What you return should match every record exactly, with the images removed.

[Begin Record list]

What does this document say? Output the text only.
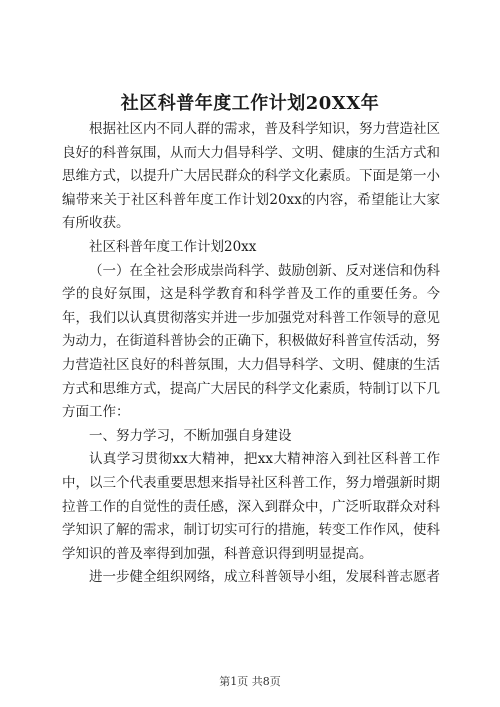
社区科普年度工作计划20XX年

根据社区内不同人群的需求，普及科学知识，努力营造社区良好的科普氛围，从而大力倡导科学、文明、健康的生活方式和思维方式，以提升广大居民群众的科学文化素质。下面是第一小编带来关于社区科普年度工作计划20xx的内容，希望能让大家有所收获。

社区科普年度工作计划20xx

（一）在全社会形成崇尚科学、鼓励创新、反对迷信和伪科学的良好氛围，这是科学教育和科学普及工作的重要任务。今年，我们以认真贯彻落实并进一步加强党对科普工作领导的意见为动力，在街道科普协会的正确下，积极做好科普宣传活动，努力营造社区良好的科普氛围，大力倡导科学、文明、健康的生活方式和思维方式，提高广大居民的科学文化素质，特制订以下几方面工作：

一、努力学习，不断加强自身建设

认真学习贯彻xx大精神，把xx大精神溶入到社区科普工作中，以三个代表重要思想来指导社区科普工作，努力增强新时期拉普工作的自觉性的责任感，深入到群众中，广泛听取群众对科学知识了解的需求，制订切实可行的措施，转变工作作风，使科学知识的普及率得到加强，科普意识得到明显提高。

进一步健全组织网络，成立科普领导小组，发展科普志愿者

第1页 共8页
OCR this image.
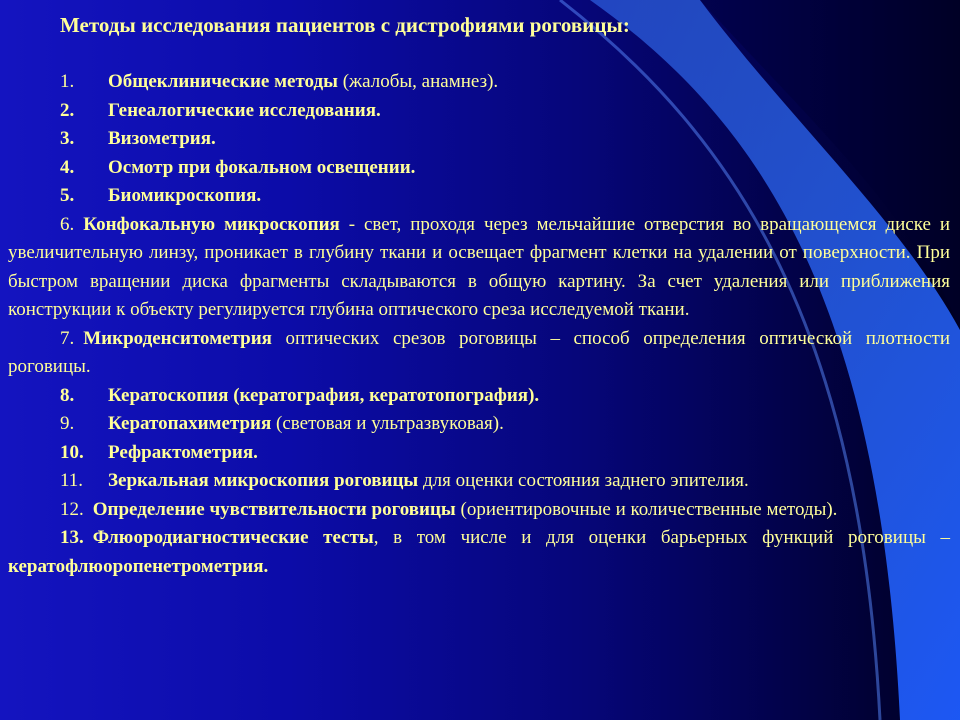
Методы исследования пациентов с дистрофиями роговицы:

1. Общеклинические методы (жалобы, анамнез).

2. Генеалогические исследования.

3. Визометрия.

4. Осмотр при фокальном освещении.

5. Биомикроскопия.

6. Конфокальную микроскопия - свет, проходя через мельчайшие отверстия во вращающемся диске и увеличительную линзу, проникает в глубину ткани и освещает фрагмент клетки на удалении от поверхности. При быстром вращении диска фрагменты складываются в общую картину. За счет удаления или приближения конструкции к объекту регулируется глубина оптического среза исследуемой ткани.

7. Микроденситометрия оптических срезов роговицы – способ определения оптической плотности роговицы.

8. Кератоскопия (кератография, кератотопография).

9. Кератопахиметрия (световая и ультразвуковая).

10. Рефрактометрия.

11. Зеркальная микроскопия роговицы для оценки состояния заднего эпителия.

12. Определение чувствительности роговицы (ориентировочные и количественные методы).

13. Флюородиагностические тесты, в том числе и для оценки барьерных функций роговицы – кератофлюоропенетрометрия.
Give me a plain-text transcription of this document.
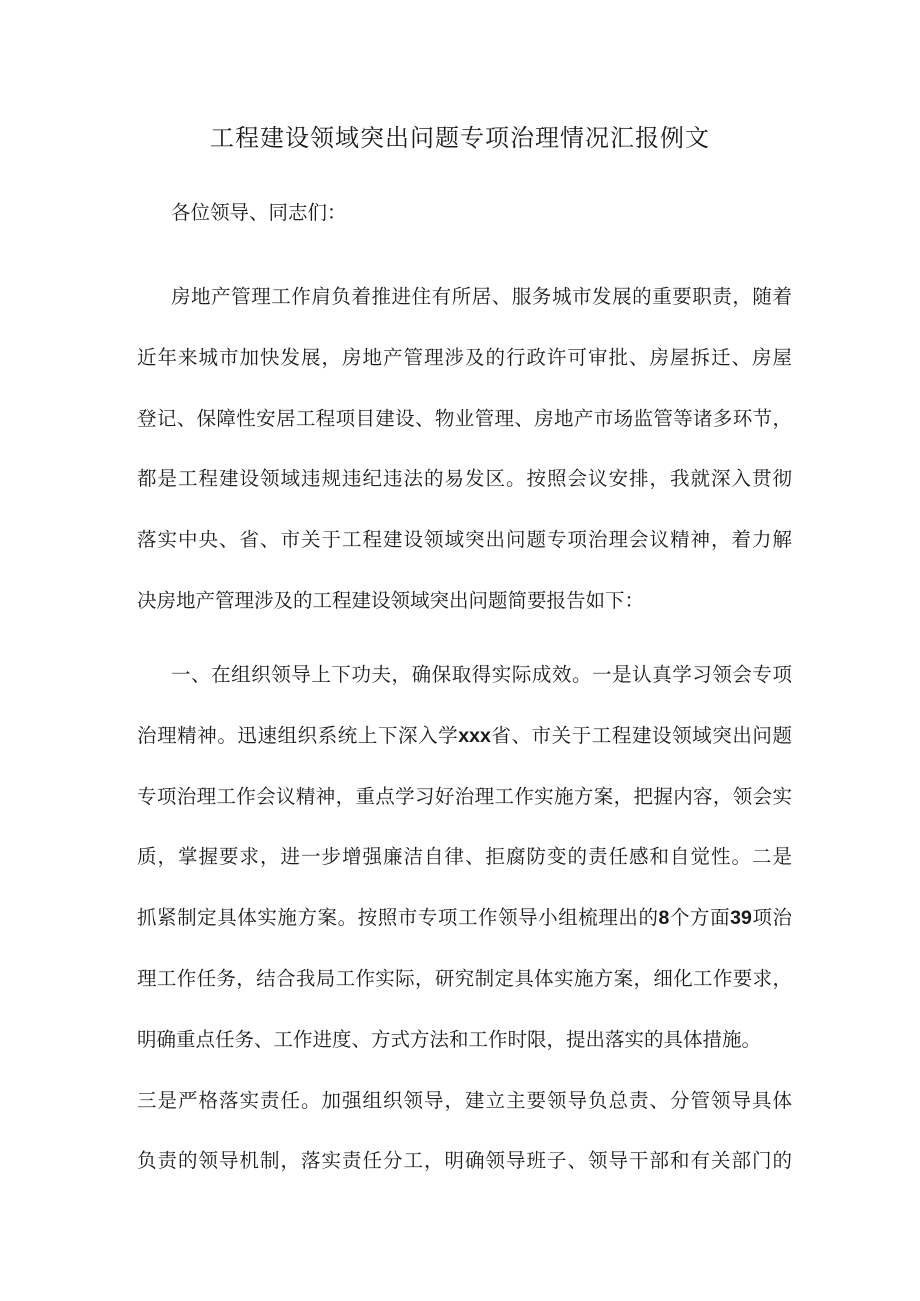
工程建设领域突出问题专项治理情况汇报例文

各位领导、同志们：

房地产管理工作肩负着推进住有所居、服务城市发展的重要职责，随着
近年来城市加快发展，房地产管理涉及的行政许可审批、房屋拆迁、房屋
登记、保障性安居工程项目建设、物业管理、房地产市场监管等诸多环节，
都是工程建设领域违规违纪违法的易发区。按照会议安排，我就深入贯彻
落实中央、省、市关于工程建设领域突出问题专项治理会议精神，着力解
决房地产管理涉及的工程建设领域突出问题简要报告如下：
一、在组织领导上下功夫，确保取得实际成效。一是认真学习领会专项
治理精神。迅速组织系统上下深入学xxx省、市关于工程建设领域突出问题
专项治理工作会议精神，重点学习好治理工作实施方案，把握内容，领会实
质，掌握要求，进一步增强廉洁自律、拒腐防变的责任感和自觉性。二是
抓紧制定具体实施方案。按照市专项工作领导小组梳理出的8个方面39项治
理工作任务，结合我局工作实际，研究制定具体实施方案，细化工作要求，
明确重点任务、工作进度、方式方法和工作时限，提出落实的具体措施。
三是严格落实责任。加强组织领导，建立主要领导负总责、分管领导具体
负责的领导机制，落实责任分工，明确领导班子、领导干部和有关部门的
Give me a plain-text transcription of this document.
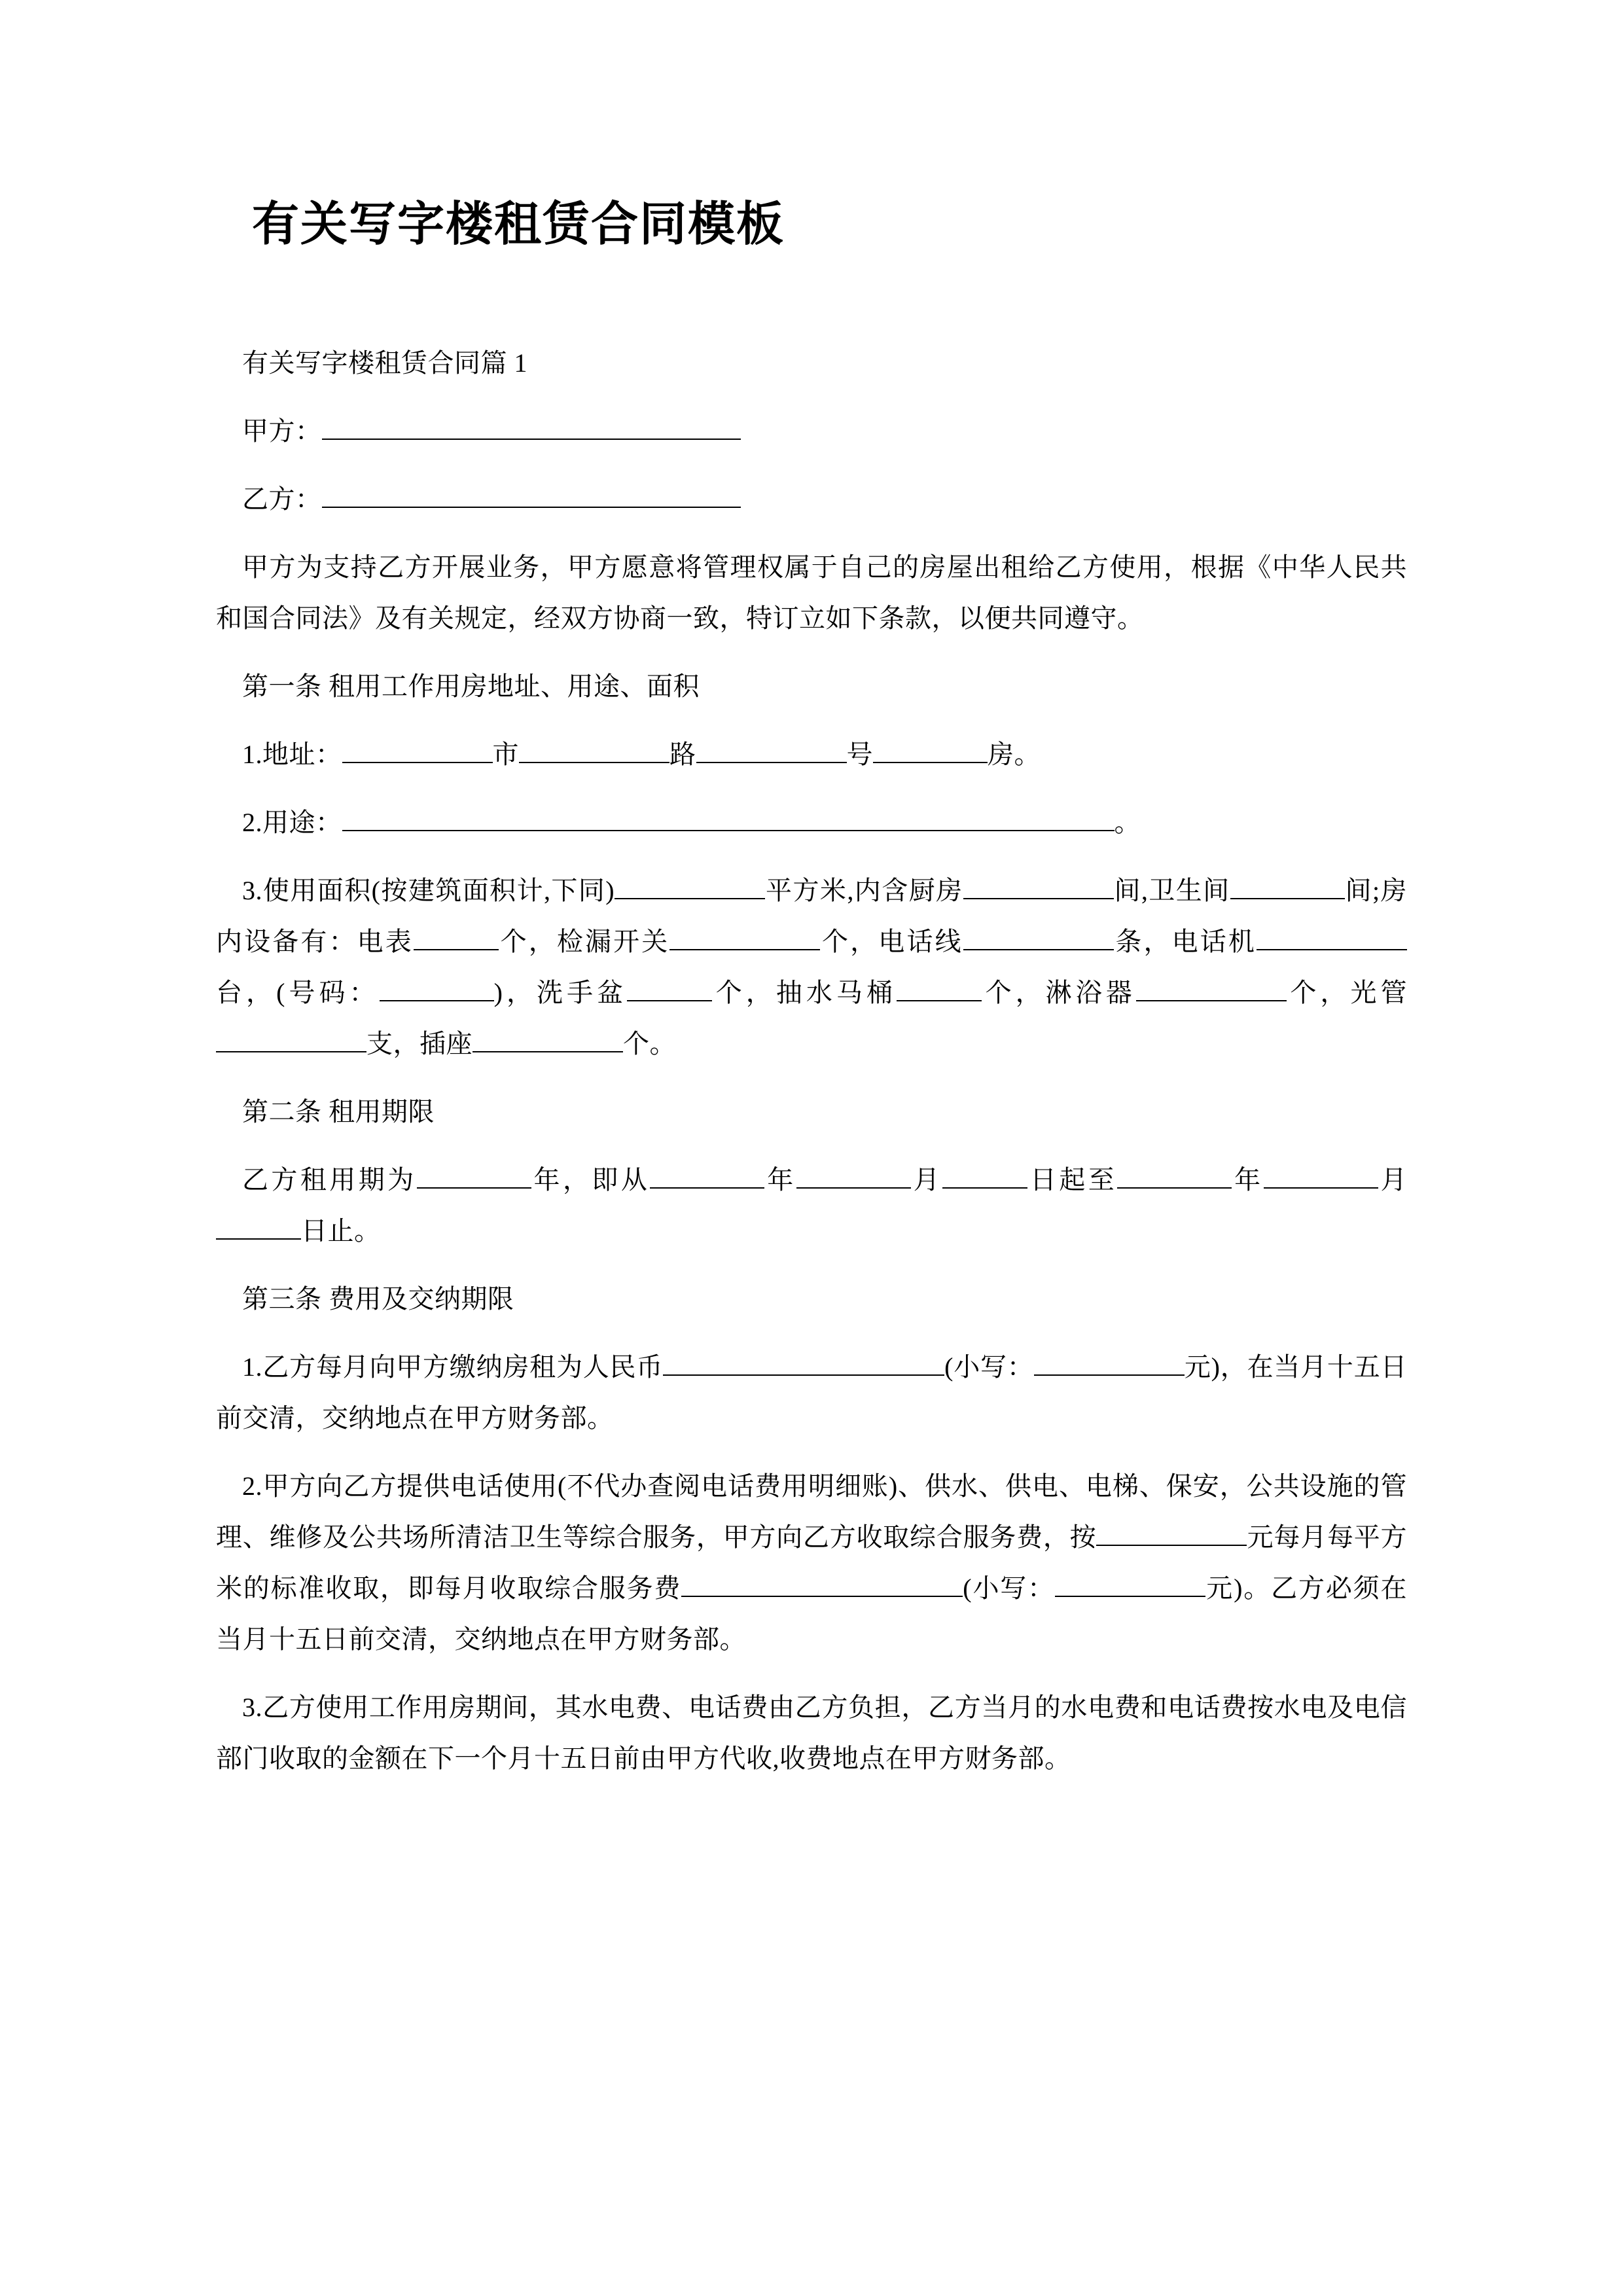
有关写字楼租赁合同模板

有关写字楼租赁合同篇 1

甲方：

乙方：

甲方为支持乙方开展业务，甲方愿意将管理权属于自己的房屋出租给乙方使用，根据《中华人民共和国合同法》及有关规定，经双方协商一致，特订立如下条款，以便共同遵守。

第一条 租用工作用房地址、用途、面积

1.地址：	市	路	号	房。

2.用途：	。

3.使用面积(按建筑面积计,下同)	平方米,内含厨房	间,卫生间	间;房内设备有：电表	个，检漏开关	个，电话线	条，电话机台，(号码：	)，洗手盆	个，抽水马桶	个，淋浴器	个，光管支，插座	个。

第二条 租用期限

乙方租用期为	年，即从	年	月	日起至	年	月日止。

第三条 费用及交纳期限

1.乙方每月向甲方缴纳房租为人民币	(小写：	元)，在当月十五日前交清，交纳地点在甲方财务部。

2.甲方向乙方提供电话使用(不代办查阅电话费用明细账)、供水、供电、电梯、保安，公共设施的管理、维修及公共场所清洁卫生等综合服务，甲方向乙方收取综合服务费，按	元每月每平方米的标准收取，即每月收取综合服务费	(小写：	元)。乙方必须在当月十五日前交清，交纳地点在甲方财务部。

3.乙方使用工作用房期间，其水电费、电话费由乙方负担，乙方当月的水电费和电话费按水电及电信部门收取的金额在下一个月十五日前由甲方代收,收费地点在甲方财务部。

[End Record list]

Written answer:
What does this document say? Output the text only.
社区科普年度工作计划20XX年

根据社区内不同人群的需求，普及科学知识，努力营造社区良好的科普氛围，从而大力倡导科学、文明、健康的生活方式和思维方式，以提升广大居民群众的科学文化素质。下面是第一小编带来关于社区科普年度工作计划20xx的内容，希望能让大家有所收获。

社区科普年度工作计划20xx

（一）在全社会形成崇尚科学、鼓励创新、反对迷信和伪科学的良好氛围，这是科学教育和科学普及工作的重要任务。今年，我们以认真贯彻落实并进一步加强党对科普工作领导的意见为动力，在街道科普协会的正确下，积极做好科普宣传活动，努力营造社区良好的科普氛围，大力倡导科学、文明、健康的生活方式和思维方式，提高广大居民的科学文化素质，特制订以下几方面工作：

一、努力学习，不断加强自身建设

认真学习贯彻xx大精神，把xx大精神溶入到社区科普工作中，以三个代表重要思想来指导社区科普工作，努力增强新时期拉普工作的自觉性的责任感，深入到群众中，广泛听取群众对科学知识了解的需求，制订切实可行的措施，转变工作作风，使科学知识的普及率得到加强，科普意识得到明显提高。

进一步健全组织网络，成立科普领导小组，发展科普志愿者

第1页 共8页
OCR this image.
Методы исследования пациентов с дистрофиями роговицы:

1. Общеклинические методы (жалобы, анамнез).

2. Генеалогические исследования.

3. Визометрия.

4. Осмотр при фокальном освещении.

5. Биомикроскопия.

6. Конфокальную микроскопия - свет, проходя через мельчайшие отверстия во вращающемся диске и увеличительную линзу, проникает в глубину ткани и освещает фрагмент клетки на удалении от поверхности. При быстром вращении диска фрагменты складываются в общую картину. За счет удаления или приближения конструкции к объекту регулируется глубина оптического среза исследуемой ткани.

7. Микроденситометрия оптических срезов роговицы – способ определения оптической плотности роговицы.

8. Кератоскопия (кератография, кератотопография).

9. Кератопахиметрия (световая и ультразвуковая).

10. Рефрактометрия.

11. Зеркальная микроскопия роговицы для оценки состояния заднего эпителия.

12. Определение чувствительности роговицы (ориентировочные и количественные методы).

13. Флюородиагностические тесты, в том числе и для оценки барьерных функций роговицы – кератофлюоропенетрометрия.
Give me a plain-text transcription of this document.
工程建设领域突出问题专项治理情况汇报例文

各位领导、同志们：

房地产管理工作肩负着推进住有所居、服务城市发展的重要职责，随着
近年来城市加快发展，房地产管理涉及的行政许可审批、房屋拆迁、房屋
登记、保障性安居工程项目建设、物业管理、房地产市场监管等诸多环节，
都是工程建设领域违规违纪违法的易发区。按照会议安排，我就深入贯彻
落实中央、省、市关于工程建设领域突出问题专项治理会议精神，着力解
决房地产管理涉及的工程建设领域突出问题简要报告如下：
一、在组织领导上下功夫，确保取得实际成效。一是认真学习领会专项
治理精神。迅速组织系统上下深入学xxx省、市关于工程建设领域突出问题
专项治理工作会议精神，重点学习好治理工作实施方案，把握内容，领会实
质，掌握要求，进一步增强廉洁自律、拒腐防变的责任感和自觉性。二是
抓紧制定具体实施方案。按照市专项工作领导小组梳理出的8个方面39项治
理工作任务，结合我局工作实际，研究制定具体实施方案，细化工作要求，
明确重点任务、工作进度、方式方法和工作时限，提出落实的具体措施。
三是严格落实责任。加强组织领导，建立主要领导负总责、分管领导具体
负责的领导机制，落实责任分工，明确领导班子、领导干部和有关部门的
Give me a plain-text transcription of this document.
有关写字楼租赁合同模板

有关写字楼租赁合同篇 1

甲方：

乙方：

甲方为支持乙方开展业务，甲方愿意将管理权属于自己的房屋出租给乙方使用，根据《中华人民共和国合同法》及有关规定，经双方协商一致，特订立如下条款，以便共同遵守。

第一条 租用工作用房地址、用途、面积

1.地址：	市	路	号	房。

2.用途：	。

3.使用面积(按建筑面积计,下同)	平方米,内含厨房	间,卫生间	间;房内设备有：电表	个，检漏开关	个，电话线	条，电话机台，(号码：	)，洗手盆	个，抽水马桶	个，淋浴器	个，光管支，插座	个。

第二条 租用期限

乙方租用期为	年，即从	年	月	日起至	年	月日止。

第三条 费用及交纳期限

1.乙方每月向甲方缴纳房租为人民币	(小写：	元)，在当月十五日前交清，交纳地点在甲方财务部。

2.甲方向乙方提供电话使用(不代办查阅电话费用明细账)、供水、供电、电梯、保安，公共设施的管理、维修及公共场所清洁卫生等综合服务，甲方向乙方收取综合服务费，按	元每月每平方米的标准收取，即每月收取综合服务费	(小写：	元)。乙方必须在当月十五日前交清，交纳地点在甲方财务部。

3.乙方使用工作用房期间，其水电费、电话费由乙方负担，乙方当月的水电费和电话费按水电及电信部门收取的金额在下一个月十五日前由甲方代收,收费地点在甲方财务部。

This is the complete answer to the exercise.